[begin Provided records]

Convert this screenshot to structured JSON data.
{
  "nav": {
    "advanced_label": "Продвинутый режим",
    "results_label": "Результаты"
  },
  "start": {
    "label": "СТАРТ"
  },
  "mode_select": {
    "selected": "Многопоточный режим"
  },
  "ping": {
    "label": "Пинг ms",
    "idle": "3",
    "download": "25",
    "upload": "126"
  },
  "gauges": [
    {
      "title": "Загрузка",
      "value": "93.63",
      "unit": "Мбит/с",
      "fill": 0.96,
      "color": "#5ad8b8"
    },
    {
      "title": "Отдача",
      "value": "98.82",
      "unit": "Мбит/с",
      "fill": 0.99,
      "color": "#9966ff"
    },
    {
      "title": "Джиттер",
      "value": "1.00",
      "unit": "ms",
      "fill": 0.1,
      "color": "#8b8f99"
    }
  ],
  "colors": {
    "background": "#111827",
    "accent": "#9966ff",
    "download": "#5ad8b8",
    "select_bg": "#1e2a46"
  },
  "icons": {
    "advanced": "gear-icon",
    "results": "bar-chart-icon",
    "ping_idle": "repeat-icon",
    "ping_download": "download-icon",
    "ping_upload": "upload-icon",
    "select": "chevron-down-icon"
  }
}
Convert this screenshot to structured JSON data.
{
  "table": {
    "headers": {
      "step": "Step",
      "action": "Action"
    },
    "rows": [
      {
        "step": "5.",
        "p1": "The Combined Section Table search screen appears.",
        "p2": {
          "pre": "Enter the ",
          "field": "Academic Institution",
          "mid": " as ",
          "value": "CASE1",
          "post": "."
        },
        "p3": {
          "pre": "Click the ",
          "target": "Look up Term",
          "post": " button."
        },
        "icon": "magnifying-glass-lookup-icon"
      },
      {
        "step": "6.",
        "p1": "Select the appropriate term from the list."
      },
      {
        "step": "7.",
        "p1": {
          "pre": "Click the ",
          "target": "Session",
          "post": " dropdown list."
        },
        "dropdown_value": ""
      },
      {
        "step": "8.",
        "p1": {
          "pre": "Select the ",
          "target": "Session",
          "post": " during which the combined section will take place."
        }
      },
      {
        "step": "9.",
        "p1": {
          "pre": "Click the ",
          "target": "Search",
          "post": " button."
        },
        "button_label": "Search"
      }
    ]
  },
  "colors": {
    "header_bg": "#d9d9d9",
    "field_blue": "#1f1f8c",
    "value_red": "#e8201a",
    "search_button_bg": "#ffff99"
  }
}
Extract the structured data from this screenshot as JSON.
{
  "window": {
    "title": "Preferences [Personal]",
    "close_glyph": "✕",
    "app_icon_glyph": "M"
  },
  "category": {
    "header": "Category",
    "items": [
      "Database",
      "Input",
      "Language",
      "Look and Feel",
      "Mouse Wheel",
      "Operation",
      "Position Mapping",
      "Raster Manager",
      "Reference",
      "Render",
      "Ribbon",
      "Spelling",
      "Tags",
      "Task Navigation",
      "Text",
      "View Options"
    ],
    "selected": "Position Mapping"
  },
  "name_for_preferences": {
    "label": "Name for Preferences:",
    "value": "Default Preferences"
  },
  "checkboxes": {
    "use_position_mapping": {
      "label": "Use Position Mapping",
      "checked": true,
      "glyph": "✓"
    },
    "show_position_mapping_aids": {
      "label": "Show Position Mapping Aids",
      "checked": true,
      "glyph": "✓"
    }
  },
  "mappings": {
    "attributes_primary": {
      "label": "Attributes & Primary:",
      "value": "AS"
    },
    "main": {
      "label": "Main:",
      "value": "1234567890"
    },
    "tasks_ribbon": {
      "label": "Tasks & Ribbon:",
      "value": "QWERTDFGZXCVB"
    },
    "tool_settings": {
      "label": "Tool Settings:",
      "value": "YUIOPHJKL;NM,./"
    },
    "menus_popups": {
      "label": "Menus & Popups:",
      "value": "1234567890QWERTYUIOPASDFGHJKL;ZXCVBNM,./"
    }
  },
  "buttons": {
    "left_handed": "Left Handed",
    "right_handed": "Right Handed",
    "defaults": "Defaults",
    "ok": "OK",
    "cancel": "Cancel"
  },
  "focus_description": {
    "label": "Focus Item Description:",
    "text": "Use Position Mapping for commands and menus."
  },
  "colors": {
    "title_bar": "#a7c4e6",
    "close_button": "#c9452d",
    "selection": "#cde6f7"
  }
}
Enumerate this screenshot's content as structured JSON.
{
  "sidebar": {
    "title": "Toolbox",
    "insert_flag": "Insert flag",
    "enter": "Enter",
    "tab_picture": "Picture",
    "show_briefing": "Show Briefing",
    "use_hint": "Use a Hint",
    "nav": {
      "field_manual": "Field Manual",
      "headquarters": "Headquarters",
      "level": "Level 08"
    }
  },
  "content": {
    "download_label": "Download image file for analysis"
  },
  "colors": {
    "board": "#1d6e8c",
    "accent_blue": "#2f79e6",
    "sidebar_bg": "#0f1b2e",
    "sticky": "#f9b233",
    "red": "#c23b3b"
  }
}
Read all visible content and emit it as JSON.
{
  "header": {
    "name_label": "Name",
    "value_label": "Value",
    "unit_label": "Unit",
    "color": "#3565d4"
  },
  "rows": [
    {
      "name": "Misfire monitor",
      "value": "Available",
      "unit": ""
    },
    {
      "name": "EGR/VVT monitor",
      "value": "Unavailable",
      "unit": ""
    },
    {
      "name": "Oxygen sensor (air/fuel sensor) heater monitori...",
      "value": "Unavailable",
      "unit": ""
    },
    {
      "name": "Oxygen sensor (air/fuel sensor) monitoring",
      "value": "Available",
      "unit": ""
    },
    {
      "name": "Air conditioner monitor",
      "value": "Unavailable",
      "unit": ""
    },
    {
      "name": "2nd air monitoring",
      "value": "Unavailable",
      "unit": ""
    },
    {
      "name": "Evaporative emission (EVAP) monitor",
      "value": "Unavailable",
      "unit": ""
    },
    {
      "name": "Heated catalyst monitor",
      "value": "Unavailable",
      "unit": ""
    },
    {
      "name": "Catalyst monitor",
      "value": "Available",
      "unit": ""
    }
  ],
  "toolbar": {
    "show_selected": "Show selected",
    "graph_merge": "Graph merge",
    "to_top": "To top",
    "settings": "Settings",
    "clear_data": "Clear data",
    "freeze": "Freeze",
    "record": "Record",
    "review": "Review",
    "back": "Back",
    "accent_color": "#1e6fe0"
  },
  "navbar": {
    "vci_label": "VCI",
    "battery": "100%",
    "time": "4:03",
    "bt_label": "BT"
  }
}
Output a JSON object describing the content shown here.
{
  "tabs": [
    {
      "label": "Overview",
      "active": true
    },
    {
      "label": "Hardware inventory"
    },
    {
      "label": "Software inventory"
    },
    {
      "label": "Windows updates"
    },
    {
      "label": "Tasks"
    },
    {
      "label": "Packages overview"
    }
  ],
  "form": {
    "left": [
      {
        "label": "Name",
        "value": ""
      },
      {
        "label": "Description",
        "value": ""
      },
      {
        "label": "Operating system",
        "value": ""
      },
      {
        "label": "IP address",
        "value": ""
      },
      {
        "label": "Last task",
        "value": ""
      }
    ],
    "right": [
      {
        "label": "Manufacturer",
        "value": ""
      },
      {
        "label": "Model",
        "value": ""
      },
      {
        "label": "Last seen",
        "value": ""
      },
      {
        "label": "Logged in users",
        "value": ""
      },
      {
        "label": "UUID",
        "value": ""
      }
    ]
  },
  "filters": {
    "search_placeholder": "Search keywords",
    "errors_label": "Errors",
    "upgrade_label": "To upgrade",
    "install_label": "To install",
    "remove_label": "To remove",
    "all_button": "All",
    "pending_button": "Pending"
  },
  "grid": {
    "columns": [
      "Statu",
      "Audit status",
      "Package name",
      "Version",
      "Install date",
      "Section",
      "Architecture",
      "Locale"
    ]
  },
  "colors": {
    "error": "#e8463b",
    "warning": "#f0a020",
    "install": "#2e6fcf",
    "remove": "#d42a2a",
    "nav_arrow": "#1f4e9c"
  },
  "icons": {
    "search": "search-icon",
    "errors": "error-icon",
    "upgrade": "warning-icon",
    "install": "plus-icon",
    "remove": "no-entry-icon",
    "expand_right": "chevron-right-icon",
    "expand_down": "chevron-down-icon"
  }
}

[end Provided records]

→ **Goal**: Scan the material above for the string "this" and return the lines that hold it.

→ **Task response**:
Convert this screenshot to structured JSON data.
Convert this screenshot to structured JSON data.
Extract the structured data from this screenshot as JSON.
Enumerate this screenshot's content as structured JSON.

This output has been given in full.